## TEXT EXCERPT

WukThisItsXmas · 03/01/2010 23:33

I don't see why you should bite your tongue when she puts on the poor me act. Can't you say tell her you'd prefer if the DC see their dad than she misses her family lunch.
It's your marriage ending, and the DC looking forward to seeing their dad, how about a bit of sensitivity?
Or is she the type you can't really talk to? (Sorry, I don't know if you've posted about her before).

mpuddleduck · 03/01/2010 23:46

Itsgraceagain, wow, if only.

Woops, I've just told her I think if I can be socialable why can't she,I can't see why we can't all go for the lunch and put up with a bit of tension, we did it at the theatre today, ex dh isn't anywhere near perfect, but Iam trying to get on for the children, my mother can only think of herself.

I have resisted posting about her on here before, (posted lots about problems with dh) as I feel a bit guilty I don't give her much support as we live so far away.

I know whats going to happen she will be "ill" again either tomorrow or on tuesday when we go home.

OP posts:
Anniegetyourgun · 04/01/2010 10:30

I have instantly taken against your mother for disapproving of you being on the computer instead of sitting watching Elvis with her (not that I've anything against Elvis, you understand, but why is slumping in front of the telly a more legitimate pastime than Mumsnetting?)

BUT

I do have a sneaking sympathy for her not wanting your ex hanging around when she's trying to have a bit of rare quality time with the DD and DGC. He's a (former) part of your life, not hers, even if she does owe him some gratitude for the DGCs' existence. Worse if she is paying for any of these outings that he invites himself along to. She's doing pretty well just having a grumble to you in private, rather than flatly refusing to allow him along, with or without a public scene.

How about ONE day where he gets to play happy families and then he fecks off and it's her turn? He's already been treated to the pantomime. Now he gets lunch as well, which from what you've said he's most unlikely to be paying for. Your kids may be happy to have more daddy time but her simmering resentment is quite understandable. Selfish perhaps, but as we parents grow older we tend to feel we've done the giving up everything to raise the kids bit and now it's our turn to enjoy the fruits. Does that make sense?

diddl · 04/01/2010 10:42

Why does your ex have to see his children at your mothers?

ItsGraceAgain · 04/01/2010 11:13

Lol @ mpuddleduck!

I know. It's a bummer when mums can't get over themselves (especially at Christmas)

Wrt to the above posts, you have explained that you live a long way from her but XH is closer. So it's logical for the kids to see them both when you visit - and could be perfect for them, having the family together, if only the other two adults would play nice!

I was kind of suggesting that, if you play to your mum's ego a little bit (all right, a lot) she might go along with it. There's not much to lose by lying diplomatically through your teeth. In fact, during the festive season, it's often the only way to go

Sitll, if she's going be "ill", at least you've only got to be nice to XH for the day.
What a nice mum you are, hope the kids have a good time!

xx

mpuddleduck · 04/01/2010 23:24

Well, we all met up and went for lunch, mother told ex dh that he could either pay for his own or split the bill, (he paid nearly enough to cover his own), nobody caused a scene and the children had a lovely time.

Anniegetyourgun, even writing it down makes me realise how unreasonable the whole situation is,I do understand how mother feels,but am struggling with the whole contact thing for the children at the moment and they have to be my priority, I worry about how all this playing happy families might be confusing them as well.

We are leaving for home in the morning, we have spent 5 nights with mother and 3 of the children spent 1 night with x dh and his family.I'm not sure when the children will see daddy again, I asked before he left this evening and he said "I don't know".

Mother is complaining as usual, but is not unduly unwell yet, I just wish I wasn't piggy in the middle all the time.

## BRIEF A
From the forum thread, copy the passage that begins at the words "I was kind of" and stops after the words "for the day.".
## BRIEF B
In the forum thread, what did mother tell ex dh about paying for lunch?

## RECORDS SHOWN

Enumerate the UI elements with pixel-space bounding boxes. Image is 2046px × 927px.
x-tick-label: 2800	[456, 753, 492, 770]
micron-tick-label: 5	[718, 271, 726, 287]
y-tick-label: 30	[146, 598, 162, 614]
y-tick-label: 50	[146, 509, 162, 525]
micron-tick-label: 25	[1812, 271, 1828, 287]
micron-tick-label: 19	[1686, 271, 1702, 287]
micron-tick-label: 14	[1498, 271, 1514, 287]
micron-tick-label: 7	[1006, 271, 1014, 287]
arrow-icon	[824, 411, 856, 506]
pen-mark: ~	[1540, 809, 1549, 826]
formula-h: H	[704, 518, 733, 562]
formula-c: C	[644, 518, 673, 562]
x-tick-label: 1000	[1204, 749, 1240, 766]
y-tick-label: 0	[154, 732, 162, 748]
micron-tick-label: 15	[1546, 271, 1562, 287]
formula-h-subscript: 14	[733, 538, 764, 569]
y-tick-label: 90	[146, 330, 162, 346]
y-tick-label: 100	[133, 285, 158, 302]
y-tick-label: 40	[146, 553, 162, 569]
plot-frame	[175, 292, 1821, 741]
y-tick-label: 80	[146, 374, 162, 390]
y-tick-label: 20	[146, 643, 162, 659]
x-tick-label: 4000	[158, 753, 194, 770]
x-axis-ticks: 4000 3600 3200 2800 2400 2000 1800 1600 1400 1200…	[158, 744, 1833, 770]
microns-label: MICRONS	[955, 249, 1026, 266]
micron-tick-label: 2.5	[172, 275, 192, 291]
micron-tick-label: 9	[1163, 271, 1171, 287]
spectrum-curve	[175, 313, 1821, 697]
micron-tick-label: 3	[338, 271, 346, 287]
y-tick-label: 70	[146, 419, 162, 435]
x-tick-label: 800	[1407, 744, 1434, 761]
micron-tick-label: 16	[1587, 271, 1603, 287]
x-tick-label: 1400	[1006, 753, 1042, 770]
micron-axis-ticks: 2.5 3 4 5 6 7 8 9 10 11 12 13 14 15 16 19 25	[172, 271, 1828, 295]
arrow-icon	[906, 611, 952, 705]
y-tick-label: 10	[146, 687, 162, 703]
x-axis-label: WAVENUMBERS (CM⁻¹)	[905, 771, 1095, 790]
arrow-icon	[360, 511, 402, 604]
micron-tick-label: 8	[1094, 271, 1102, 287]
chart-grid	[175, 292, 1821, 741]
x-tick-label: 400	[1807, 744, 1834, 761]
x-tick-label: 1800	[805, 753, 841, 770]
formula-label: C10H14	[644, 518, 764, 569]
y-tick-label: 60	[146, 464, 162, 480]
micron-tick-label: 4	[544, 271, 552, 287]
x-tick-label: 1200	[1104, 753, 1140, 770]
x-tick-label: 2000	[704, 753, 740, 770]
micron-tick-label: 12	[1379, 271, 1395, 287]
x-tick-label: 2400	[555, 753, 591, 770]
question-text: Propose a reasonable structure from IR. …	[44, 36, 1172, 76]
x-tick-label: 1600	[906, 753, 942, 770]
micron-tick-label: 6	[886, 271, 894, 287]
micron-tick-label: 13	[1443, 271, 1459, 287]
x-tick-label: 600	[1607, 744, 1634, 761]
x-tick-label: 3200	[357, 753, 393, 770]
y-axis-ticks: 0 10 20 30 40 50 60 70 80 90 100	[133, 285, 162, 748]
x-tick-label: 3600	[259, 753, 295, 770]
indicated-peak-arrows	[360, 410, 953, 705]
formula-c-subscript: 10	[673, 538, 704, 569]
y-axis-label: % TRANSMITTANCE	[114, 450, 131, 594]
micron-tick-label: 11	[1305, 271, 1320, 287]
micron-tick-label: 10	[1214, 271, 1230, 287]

## RESULT A
I was kind of suggesting that, if you play to your mum's ego a little bit (all right, a lot) she might go along with it. There's not much to lose by lying diplomatically through your teeth. In fact, during the festive season, it's often the only way to go

Sitll, if she's going be "ill", at least you've only got to be nice to XH for the day.

## RESULT B
She told him he could either pay for his own or split the bill.